### WHAT IS REQUIRED
Look through the material below. Copy every line with the string "这个三角形是" in it.

### DATASET ENTRIES
+ + + + +

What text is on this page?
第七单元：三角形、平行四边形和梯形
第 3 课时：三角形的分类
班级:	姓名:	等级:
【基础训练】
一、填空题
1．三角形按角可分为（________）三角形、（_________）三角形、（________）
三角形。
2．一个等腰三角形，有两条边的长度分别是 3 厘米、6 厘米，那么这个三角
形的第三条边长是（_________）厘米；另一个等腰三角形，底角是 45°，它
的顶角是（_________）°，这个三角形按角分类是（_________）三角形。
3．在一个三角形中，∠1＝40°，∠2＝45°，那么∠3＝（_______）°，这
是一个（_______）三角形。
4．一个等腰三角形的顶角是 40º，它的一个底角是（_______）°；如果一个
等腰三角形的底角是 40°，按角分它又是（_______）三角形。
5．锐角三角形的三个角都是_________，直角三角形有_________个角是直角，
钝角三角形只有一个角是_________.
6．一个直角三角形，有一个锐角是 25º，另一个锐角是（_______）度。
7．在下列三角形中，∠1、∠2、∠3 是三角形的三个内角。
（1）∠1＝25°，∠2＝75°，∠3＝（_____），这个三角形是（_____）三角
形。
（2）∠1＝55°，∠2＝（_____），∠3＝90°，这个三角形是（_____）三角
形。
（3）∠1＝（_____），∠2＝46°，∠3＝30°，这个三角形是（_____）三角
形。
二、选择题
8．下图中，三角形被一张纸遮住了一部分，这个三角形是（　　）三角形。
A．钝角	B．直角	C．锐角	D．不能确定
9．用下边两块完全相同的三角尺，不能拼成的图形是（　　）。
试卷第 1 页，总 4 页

+ + + + +

### REPLY
（1）∠1＝25°，∠2＝75°，∠3＝（_____），这个三角形是（_____）三角
（2）∠1＝55°，∠2＝（_____），∠3＝90°，这个三角形是（_____）三角
（3）∠1＝（_____），∠2＝46°，∠3＝30°，这个三角形是（_____）三角
8．下图中，三角形被一张纸遮住了一部分，这个三角形是（　　）三角形。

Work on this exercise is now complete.